• **PROBLEM TO WORK ON**: Output every entry exactly as written, skipping any pictures.

• **PROVIDED MATERIAL**:
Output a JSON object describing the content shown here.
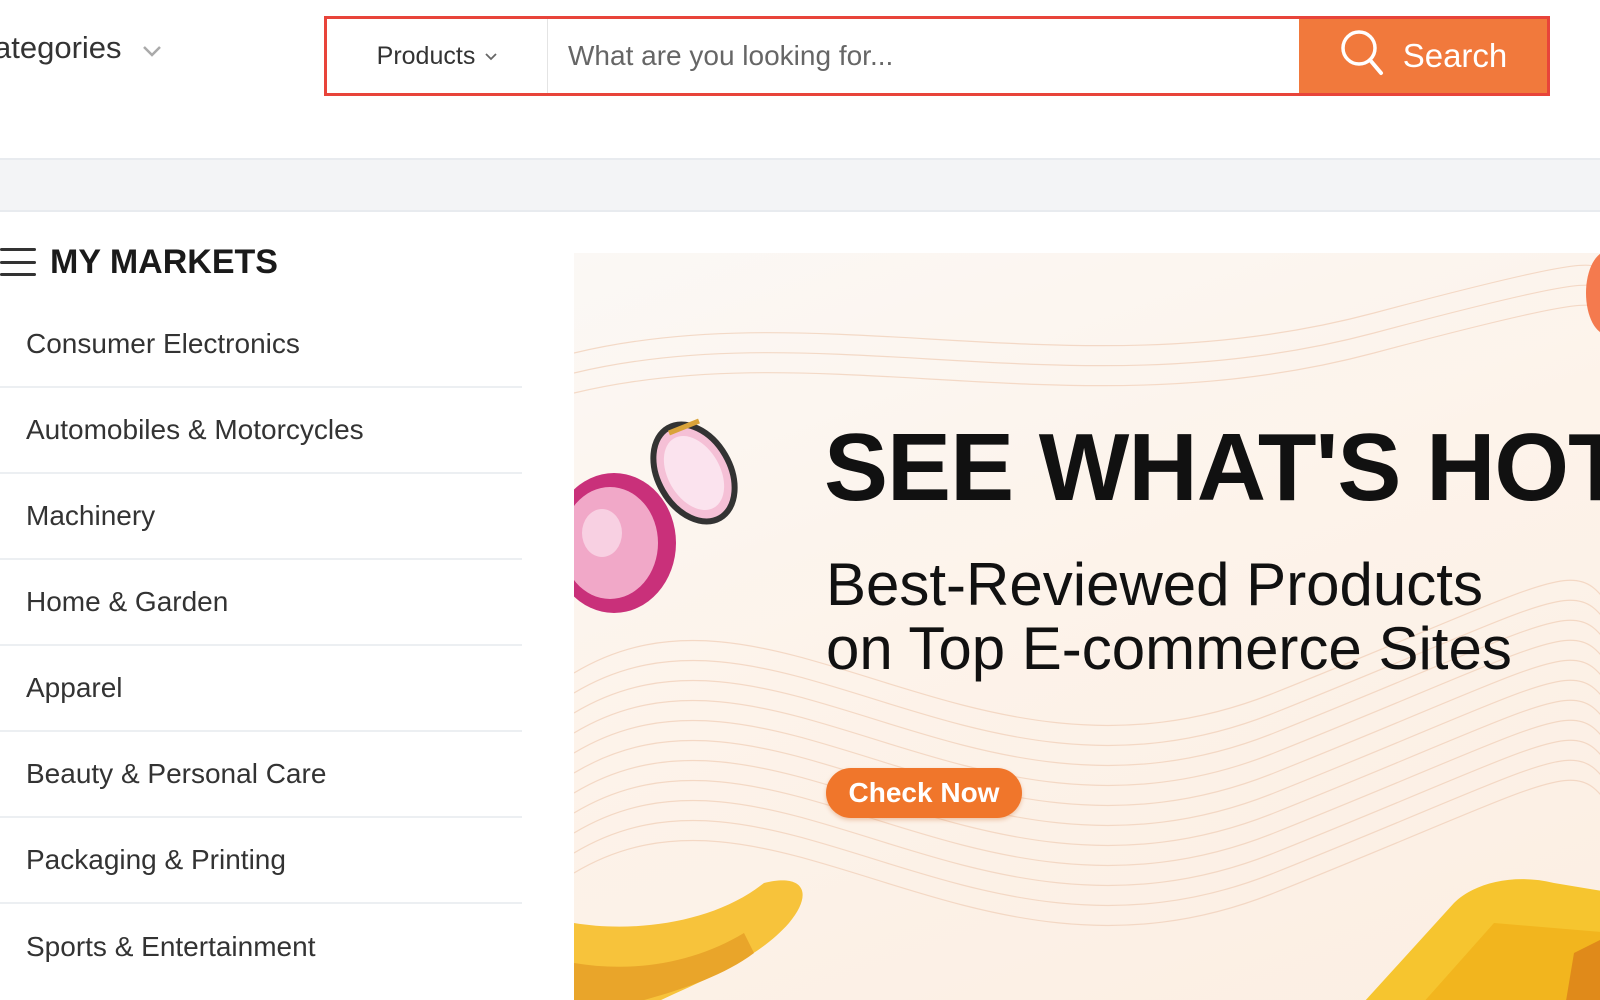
{
  "header": {
    "categories_label": "ategories",
    "search": {
      "type_label": "Products",
      "placeholder": "What are you looking for...",
      "value": "",
      "button_label": "Search"
    }
  },
  "sidebar": {
    "title": "MY MARKETS",
    "items": [
      {
        "label": "Consumer Electronics"
      },
      {
        "label": "Automobiles & Motorcycles"
      },
      {
        "label": "Machinery"
      },
      {
        "label": "Home & Garden"
      },
      {
        "label": "Apparel"
      },
      {
        "label": "Beauty & Personal Care"
      },
      {
        "label": "Packaging & Printing"
      },
      {
        "label": "Sports & Entertainment"
      }
    ]
  },
  "banner": {
    "title": "SEE WHAT'S HOT",
    "subtitle_line1": "Best-Reviewed Products",
    "subtitle_line2": "on Top E-commerce Sites",
    "cta_label": "Check Now"
  },
  "colors": {
    "accent": "#f1793c",
    "search_border": "#e8443a",
    "band": "#f3f4f6"
  },
  "icons": [
    "chevron-down-icon",
    "search-icon",
    "menu-icon"
  ]
}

• **RESPONSE TO THIS EXERCISE**:
Output a JSON object describing the content shown here.
{
  "header": {
    "categories_label": "ategories",
    "search": {
      "type_label": "Products",
      "placeholder": "What are you looking for...",
      "value": "",
      "button_label": "Search"
    }
  },
  "sidebar": {
    "title": "MY MARKETS",
    "items": [
      {
        "label": "Consumer Electronics"
      },
      {
        "label": "Automobiles & Motorcycles"
      },
      {
        "label": "Machinery"
      },
      {
        "label": "Home & Garden"
      },
      {
        "label": "Apparel"
      },
      {
        "label": "Beauty & Personal Care"
      },
      {
        "label": "Packaging & Printing"
      },
      {
        "label": "Sports & Entertainment"
      }
    ]
  },
  "banner": {
    "title": "SEE WHAT'S HOT",
    "subtitle_line1": "Best-Reviewed Products",
    "subtitle_line2": "on Top E-commerce Sites",
    "cta_label": "Check Now"
  },
  "colors": {
    "accent": "#f1793c",
    "search_border": "#e8443a",
    "band": "#f3f4f6"
  },
  "icons": [
    "chevron-down-icon",
    "search-icon",
    "menu-icon"
  ]
}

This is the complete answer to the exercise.